> **EXERCISE DETAILS**
Take the lines from the one with "Extract the structured" to the end of the listing, both ends included, and quote them exactly, leaving pictures out.

> **RECORD SET**
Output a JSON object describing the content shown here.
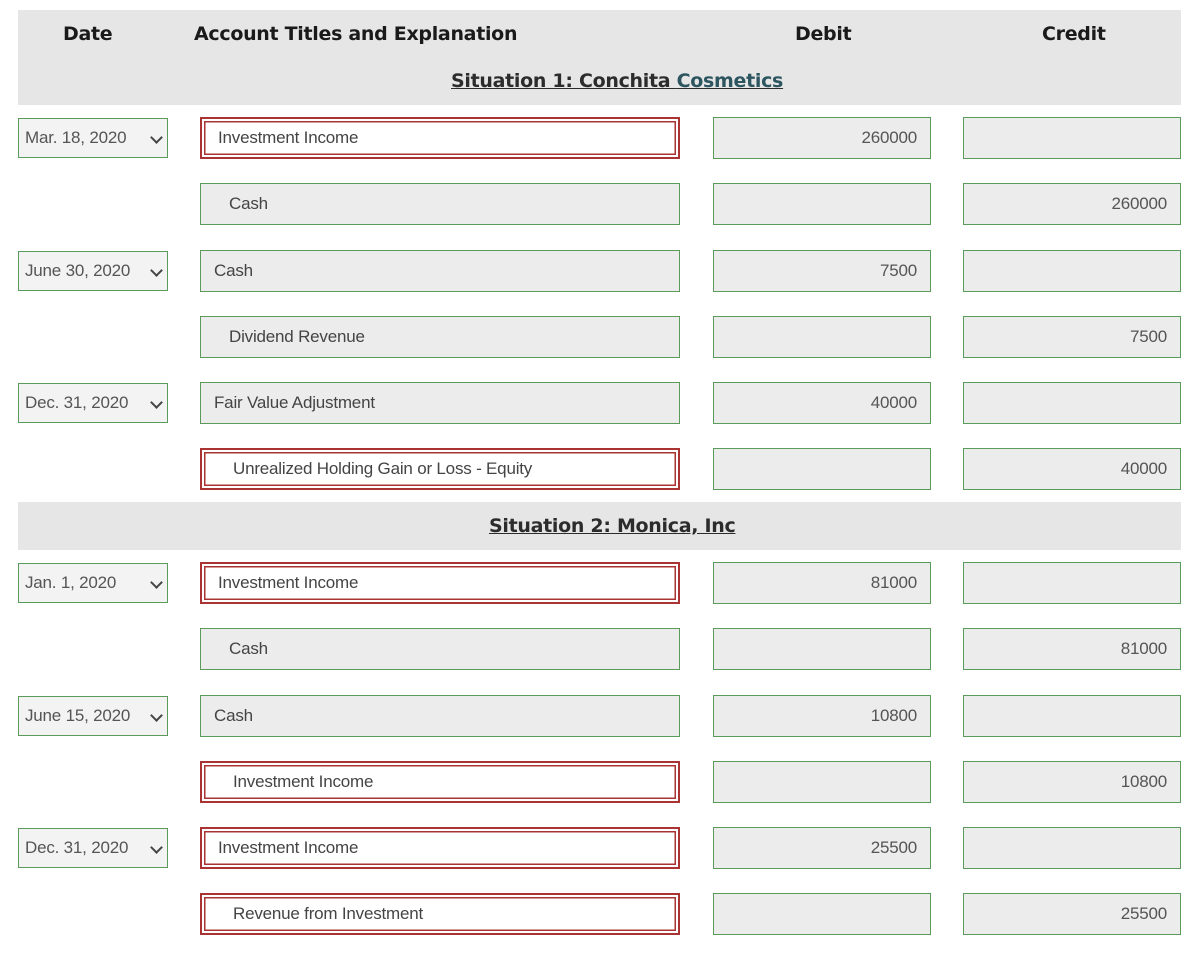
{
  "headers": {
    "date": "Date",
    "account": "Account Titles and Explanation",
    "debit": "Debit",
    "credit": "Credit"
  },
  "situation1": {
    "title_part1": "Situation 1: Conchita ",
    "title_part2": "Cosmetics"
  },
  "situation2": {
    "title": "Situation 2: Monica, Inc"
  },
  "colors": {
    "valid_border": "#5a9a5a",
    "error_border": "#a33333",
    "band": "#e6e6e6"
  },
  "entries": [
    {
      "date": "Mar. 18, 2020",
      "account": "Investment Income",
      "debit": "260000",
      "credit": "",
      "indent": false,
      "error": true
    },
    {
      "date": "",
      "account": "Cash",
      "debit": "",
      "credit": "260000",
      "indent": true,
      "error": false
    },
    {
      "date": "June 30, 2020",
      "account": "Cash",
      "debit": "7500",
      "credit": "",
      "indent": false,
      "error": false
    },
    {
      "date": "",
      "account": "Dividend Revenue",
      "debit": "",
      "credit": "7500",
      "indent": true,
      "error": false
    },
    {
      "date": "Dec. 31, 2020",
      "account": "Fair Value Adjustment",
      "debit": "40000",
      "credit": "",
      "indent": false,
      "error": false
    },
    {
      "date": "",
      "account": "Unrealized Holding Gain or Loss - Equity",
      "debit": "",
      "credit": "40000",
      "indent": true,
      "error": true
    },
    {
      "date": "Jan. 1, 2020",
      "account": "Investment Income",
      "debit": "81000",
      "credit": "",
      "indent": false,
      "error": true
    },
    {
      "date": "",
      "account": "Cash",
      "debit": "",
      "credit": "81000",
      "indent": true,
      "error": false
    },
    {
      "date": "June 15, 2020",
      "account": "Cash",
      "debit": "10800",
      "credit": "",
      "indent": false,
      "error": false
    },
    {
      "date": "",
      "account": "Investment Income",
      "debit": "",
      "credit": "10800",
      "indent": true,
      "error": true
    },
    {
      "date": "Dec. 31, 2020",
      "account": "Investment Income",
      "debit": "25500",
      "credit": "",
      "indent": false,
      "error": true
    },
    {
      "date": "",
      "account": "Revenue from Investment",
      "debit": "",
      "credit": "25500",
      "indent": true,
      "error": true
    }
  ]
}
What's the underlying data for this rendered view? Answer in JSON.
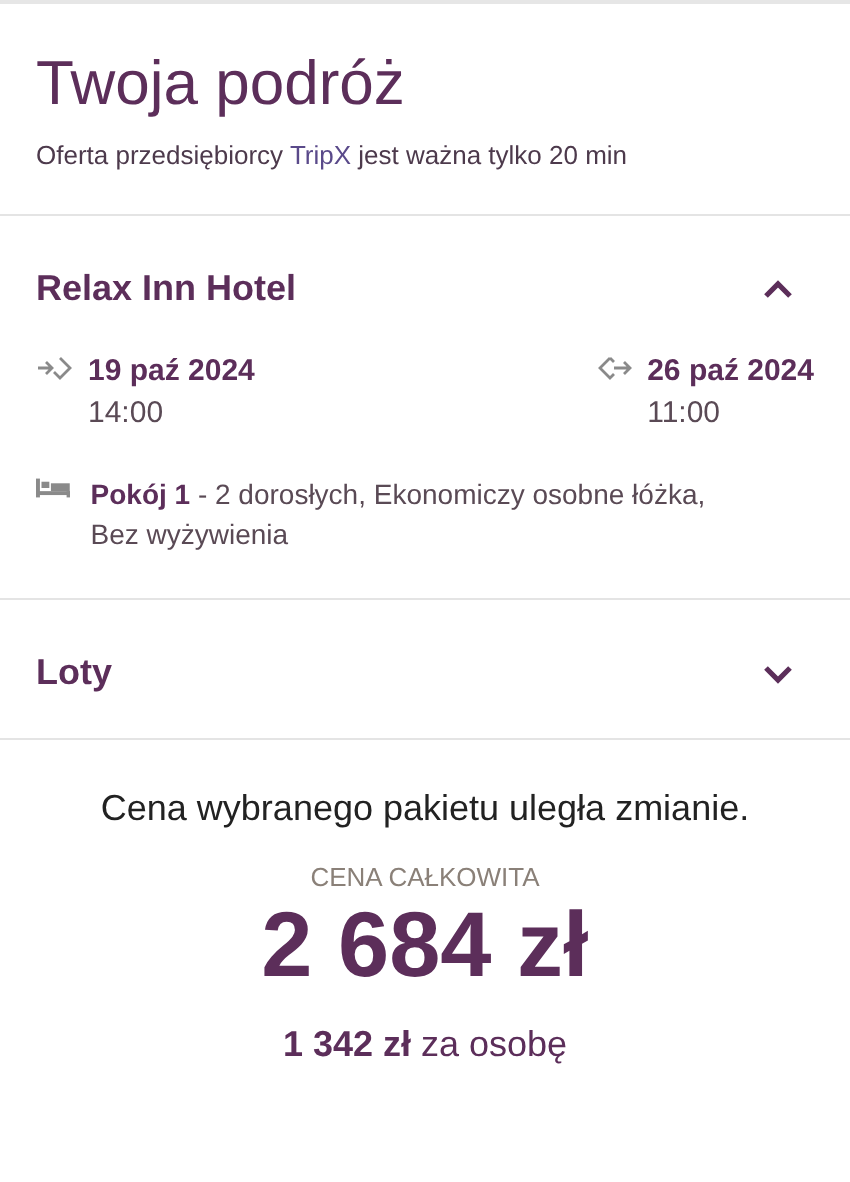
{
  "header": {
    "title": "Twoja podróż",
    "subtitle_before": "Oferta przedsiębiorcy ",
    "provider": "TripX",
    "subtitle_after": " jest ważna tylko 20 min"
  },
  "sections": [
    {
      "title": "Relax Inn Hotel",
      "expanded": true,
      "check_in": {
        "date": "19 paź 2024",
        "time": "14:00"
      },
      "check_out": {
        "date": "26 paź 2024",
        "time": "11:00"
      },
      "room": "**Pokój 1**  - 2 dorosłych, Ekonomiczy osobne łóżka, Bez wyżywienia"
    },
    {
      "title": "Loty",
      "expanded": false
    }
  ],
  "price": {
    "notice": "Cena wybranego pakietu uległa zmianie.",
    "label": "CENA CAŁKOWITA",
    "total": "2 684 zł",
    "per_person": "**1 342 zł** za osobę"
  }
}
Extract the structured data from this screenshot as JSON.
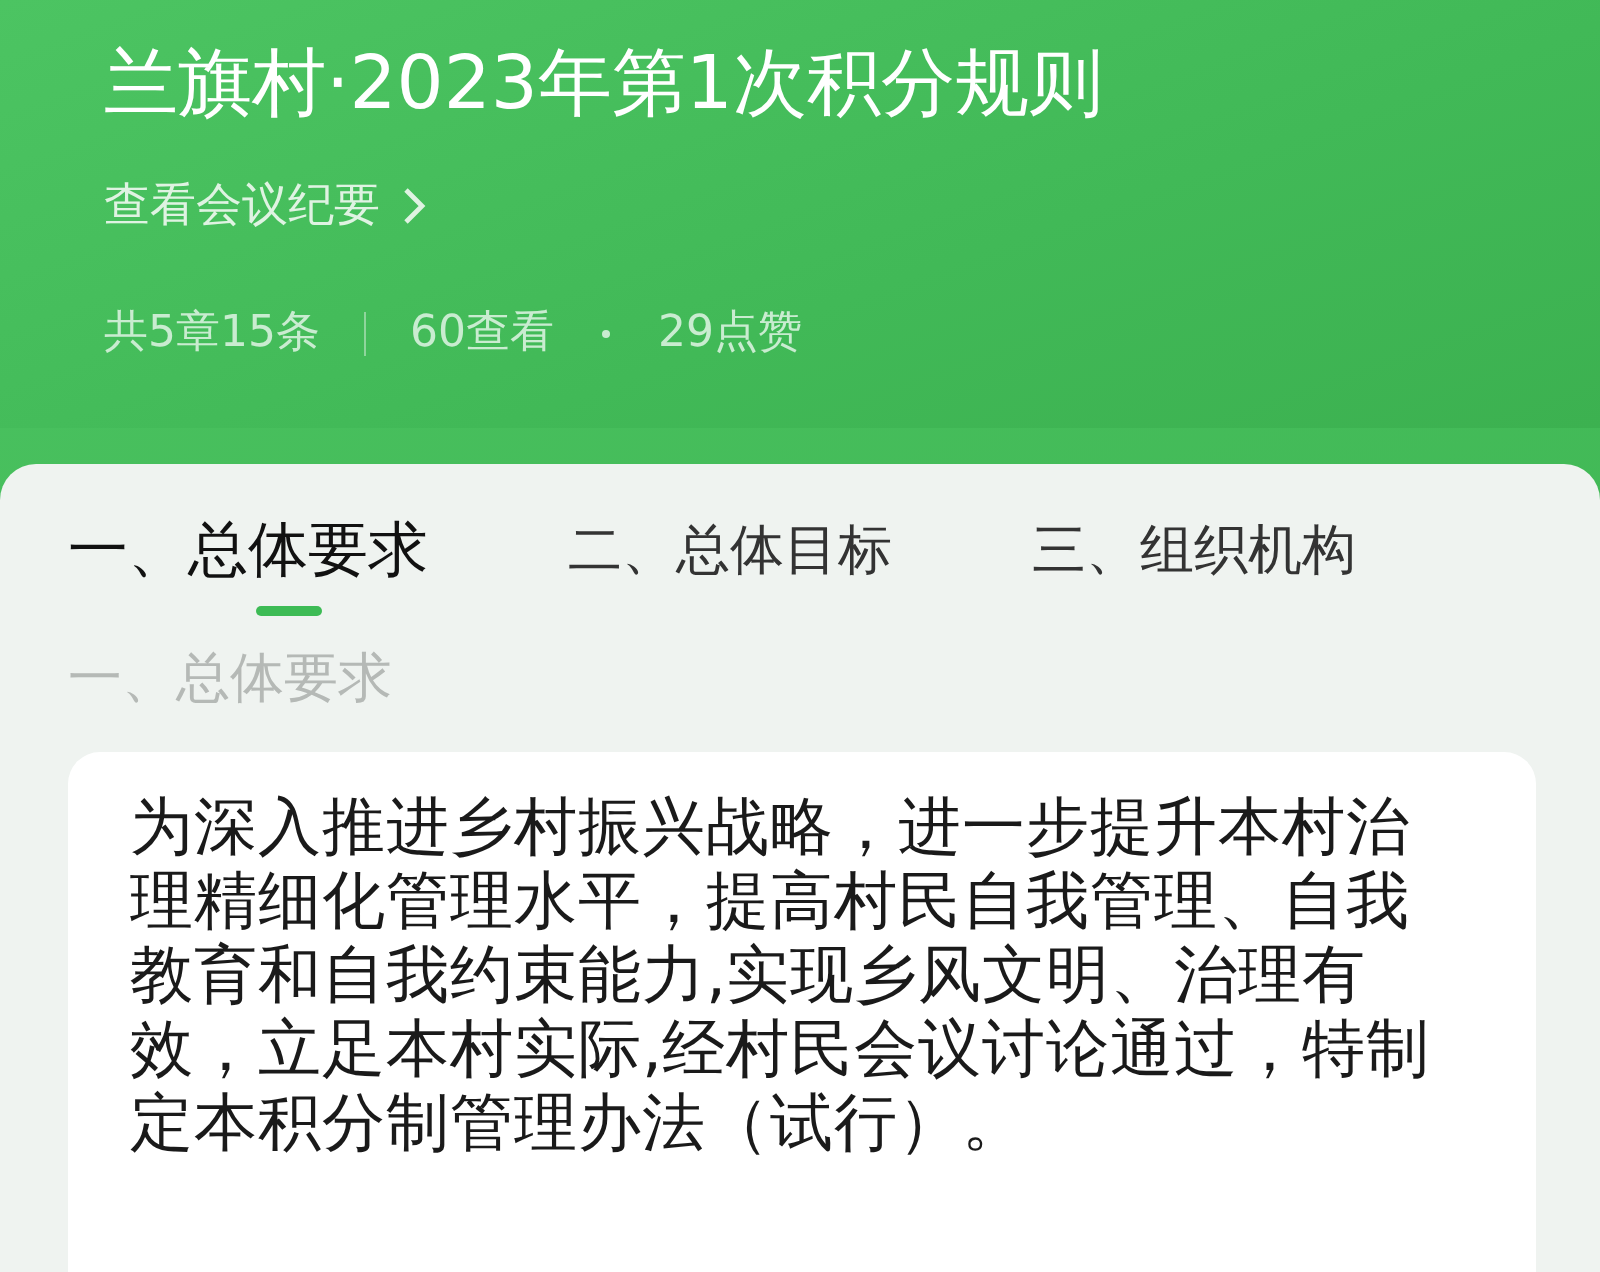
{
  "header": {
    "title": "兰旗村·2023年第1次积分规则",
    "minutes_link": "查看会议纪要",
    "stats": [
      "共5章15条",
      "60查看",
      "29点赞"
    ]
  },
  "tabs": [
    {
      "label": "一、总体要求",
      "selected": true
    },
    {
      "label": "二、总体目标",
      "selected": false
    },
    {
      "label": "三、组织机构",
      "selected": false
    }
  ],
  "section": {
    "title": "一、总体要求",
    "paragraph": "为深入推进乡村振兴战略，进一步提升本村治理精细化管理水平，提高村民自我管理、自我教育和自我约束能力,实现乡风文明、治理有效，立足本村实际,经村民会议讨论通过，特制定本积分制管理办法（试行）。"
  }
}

> **SOLUTION TO THIS EXERCISE**
Extract the structured data from this screenshot as JSON.
{
  "header": {
    "title": "兰旗村·2023年第1次积分规则",
    "minutes_link": "查看会议纪要",
    "stats": [
      "共5章15条",
      "60查看",
      "29点赞"
    ]
  },
  "tabs": [
    {
      "label": "一、总体要求",
      "selected": true
    },
    {
      "label": "二、总体目标",
      "selected": false
    },
    {
      "label": "三、组织机构",
      "selected": false
    }
  ],
  "section": {
    "title": "一、总体要求",
    "paragraph": "为深入推进乡村振兴战略，进一步提升本村治理精细化管理水平，提高村民自我管理、自我教育和自我约束能力,实现乡风文明、治理有效，立足本村实际,经村民会议讨论通过，特制定本积分制管理办法（试行）。"
  }
}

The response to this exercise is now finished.